*Esercizi:*
[1] Nel brano sulla morte prematura del giusto, in che cosa consiste la canizie per gli uomini?
[2] Prosegui il brano sulla morte prematura del giusto a partire dall'ultimo verso riportato.

*Brano:*
————————

La morte prematura del giusto

 Dal Libro della Sapienza – La morte prematura del giusto (Sap  4, 7-15)

“Il giusto, anche se muore prematuramente, troverà riposo.
Vecchiaia veneranda non è la longevità,
né si calcola dal numero degli anni;
ma la canizie per gli uomini sta nella sapienza;
e un’età senile è una vita senza macchia.
Divenuto caro a Dio, fu amato da lui
e poiché viveva fra peccatori, fu trasferito.
Fu rapito, perché la malizia non ne mutasse i sentimenti
o l’inganno non ne traviasse l’animo,
poiché il fascino del vizio deturpa anche il bene
e il turbine della passione travolge una mente semplice.
Giunto in breve alla perfezione,
ha compiuto una lunga carriera.
La sua anima fu gradita al Signore;
perciò egli lo tolse in fretta da un ambiente malvagio.
I popoli vedono senza comprendere;
non riflettono nella mente a questo fatto
che la grazia e la misericordia sono per i suoi eletti
e la protezione per i suoi santi.
Il giusto defunto condanna gli empi ancora in vita;
una giovinezza, giunta in breve alla perfezione,
condanna la lunga vecchiaia dell’ingiusto.
Le folle vedranno la fine del saggio,
ma non capiranno ciò che Dio ha deciso a suo riguardo
né in vista di che cosa il Signore l’ha posto al sicuro.

————————

*Voci riportate:*
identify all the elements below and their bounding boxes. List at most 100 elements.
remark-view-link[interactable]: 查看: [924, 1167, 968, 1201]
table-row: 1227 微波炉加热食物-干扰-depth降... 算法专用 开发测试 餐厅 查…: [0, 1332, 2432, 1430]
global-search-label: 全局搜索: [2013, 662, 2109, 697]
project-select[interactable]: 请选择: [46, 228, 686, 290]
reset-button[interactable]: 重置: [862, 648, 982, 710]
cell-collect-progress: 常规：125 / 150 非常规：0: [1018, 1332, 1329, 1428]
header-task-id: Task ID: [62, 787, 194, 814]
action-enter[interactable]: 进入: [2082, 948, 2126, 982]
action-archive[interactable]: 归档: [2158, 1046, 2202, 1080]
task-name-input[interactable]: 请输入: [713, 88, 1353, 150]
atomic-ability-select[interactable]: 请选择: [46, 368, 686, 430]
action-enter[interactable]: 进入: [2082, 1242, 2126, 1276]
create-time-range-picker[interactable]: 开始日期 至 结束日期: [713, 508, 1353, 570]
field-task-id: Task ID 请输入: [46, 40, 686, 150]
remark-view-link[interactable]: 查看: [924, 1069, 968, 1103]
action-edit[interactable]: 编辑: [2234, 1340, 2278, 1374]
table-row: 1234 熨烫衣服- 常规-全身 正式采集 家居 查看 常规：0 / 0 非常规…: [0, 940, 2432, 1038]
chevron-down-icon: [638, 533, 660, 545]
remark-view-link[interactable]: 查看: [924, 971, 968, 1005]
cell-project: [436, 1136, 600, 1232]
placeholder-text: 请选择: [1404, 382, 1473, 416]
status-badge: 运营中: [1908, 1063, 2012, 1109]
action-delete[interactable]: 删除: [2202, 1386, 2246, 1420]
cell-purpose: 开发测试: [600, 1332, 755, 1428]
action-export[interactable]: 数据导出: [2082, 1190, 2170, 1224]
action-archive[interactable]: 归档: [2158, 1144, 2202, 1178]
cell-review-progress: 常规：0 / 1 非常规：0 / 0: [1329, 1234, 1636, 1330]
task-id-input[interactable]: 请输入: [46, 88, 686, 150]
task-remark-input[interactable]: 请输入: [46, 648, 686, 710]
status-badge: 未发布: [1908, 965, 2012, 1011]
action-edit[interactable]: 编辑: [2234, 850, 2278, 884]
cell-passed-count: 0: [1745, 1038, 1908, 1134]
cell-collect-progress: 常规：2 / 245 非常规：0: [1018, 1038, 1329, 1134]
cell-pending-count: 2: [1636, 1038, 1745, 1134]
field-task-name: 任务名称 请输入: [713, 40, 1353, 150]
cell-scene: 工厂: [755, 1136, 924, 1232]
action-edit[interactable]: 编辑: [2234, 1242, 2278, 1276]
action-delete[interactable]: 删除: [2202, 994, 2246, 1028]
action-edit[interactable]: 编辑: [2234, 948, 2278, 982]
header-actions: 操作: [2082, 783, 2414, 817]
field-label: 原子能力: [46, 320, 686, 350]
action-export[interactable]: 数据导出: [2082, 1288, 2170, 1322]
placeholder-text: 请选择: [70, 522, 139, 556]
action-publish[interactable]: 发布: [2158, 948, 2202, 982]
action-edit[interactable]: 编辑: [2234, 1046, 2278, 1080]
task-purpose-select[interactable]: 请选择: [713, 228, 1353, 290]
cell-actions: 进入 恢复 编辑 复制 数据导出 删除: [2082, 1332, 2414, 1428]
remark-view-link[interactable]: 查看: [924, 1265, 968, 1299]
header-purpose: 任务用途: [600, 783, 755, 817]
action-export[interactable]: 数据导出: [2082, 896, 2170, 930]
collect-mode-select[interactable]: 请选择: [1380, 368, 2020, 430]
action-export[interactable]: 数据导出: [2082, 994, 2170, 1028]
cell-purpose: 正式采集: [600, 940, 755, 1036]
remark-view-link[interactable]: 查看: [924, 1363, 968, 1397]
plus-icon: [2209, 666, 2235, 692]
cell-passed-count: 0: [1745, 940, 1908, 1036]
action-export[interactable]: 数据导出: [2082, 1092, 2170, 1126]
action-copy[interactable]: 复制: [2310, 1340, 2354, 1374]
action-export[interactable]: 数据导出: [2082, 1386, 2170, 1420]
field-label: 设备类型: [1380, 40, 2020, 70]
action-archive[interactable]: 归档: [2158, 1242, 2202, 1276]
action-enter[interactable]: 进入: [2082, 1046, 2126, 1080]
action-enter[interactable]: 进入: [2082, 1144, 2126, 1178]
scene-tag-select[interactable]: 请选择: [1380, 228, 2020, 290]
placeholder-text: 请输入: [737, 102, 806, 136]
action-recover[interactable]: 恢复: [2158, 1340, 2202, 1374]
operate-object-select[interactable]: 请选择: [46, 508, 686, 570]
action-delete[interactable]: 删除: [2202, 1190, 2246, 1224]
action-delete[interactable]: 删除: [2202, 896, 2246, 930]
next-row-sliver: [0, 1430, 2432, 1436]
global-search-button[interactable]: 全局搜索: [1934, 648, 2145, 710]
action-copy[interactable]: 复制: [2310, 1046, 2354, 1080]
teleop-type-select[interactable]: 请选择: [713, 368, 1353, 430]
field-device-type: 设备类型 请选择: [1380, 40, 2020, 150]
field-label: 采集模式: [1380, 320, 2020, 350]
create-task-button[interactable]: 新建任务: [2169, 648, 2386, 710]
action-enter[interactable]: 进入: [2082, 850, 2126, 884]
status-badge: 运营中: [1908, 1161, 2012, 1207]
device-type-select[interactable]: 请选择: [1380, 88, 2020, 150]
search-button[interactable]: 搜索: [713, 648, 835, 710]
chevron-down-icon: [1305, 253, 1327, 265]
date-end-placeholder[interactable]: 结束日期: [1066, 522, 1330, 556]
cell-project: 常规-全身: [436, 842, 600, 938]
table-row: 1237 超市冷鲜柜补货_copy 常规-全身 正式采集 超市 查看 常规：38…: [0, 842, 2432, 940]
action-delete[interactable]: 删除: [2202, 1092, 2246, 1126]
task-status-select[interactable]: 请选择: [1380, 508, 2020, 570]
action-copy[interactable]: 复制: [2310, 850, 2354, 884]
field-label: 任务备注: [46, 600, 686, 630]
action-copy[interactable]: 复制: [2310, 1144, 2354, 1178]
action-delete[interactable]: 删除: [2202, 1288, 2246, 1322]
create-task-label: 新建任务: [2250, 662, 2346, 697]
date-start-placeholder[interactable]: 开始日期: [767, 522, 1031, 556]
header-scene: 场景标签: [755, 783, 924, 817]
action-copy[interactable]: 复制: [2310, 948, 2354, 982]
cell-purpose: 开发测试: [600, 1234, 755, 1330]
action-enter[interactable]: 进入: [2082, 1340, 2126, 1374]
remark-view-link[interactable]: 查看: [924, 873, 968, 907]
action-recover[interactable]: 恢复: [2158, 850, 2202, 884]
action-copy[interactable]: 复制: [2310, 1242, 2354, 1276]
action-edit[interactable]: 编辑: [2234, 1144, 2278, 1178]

————————

*Soluzioni:*
[1] Nella sapienza.

[2]
Vedranno e disprezzeranno,
ma il Signore li deriderà.
Infine diventeranno un cadavere spregevole,
oggetto di scherno fra i morti per sempre.
Dio infatti li precipiterà muti, a capofitto,
e li schianterà dalle fondamenta;
saranno del tutto rovinati,
si troveranno tra dolori
e il loro ricordo perirà.

Gli empi compaiono in giudizio
Si presenteranno tremanti al rendiconto dei loro peccati;
le loro iniquità si alzeranno contro di essi
per accusarli. ”

Qualche volta lo prendevo in giro dicendo che era una creatura meravigliosa, la mia meravigliosa creatura. Umberto viveva nel mondo ma non faceva parte di questo mondo.

Ma le domande sono tante. Il vuoto, il silenzio, la tristezza inquietanti.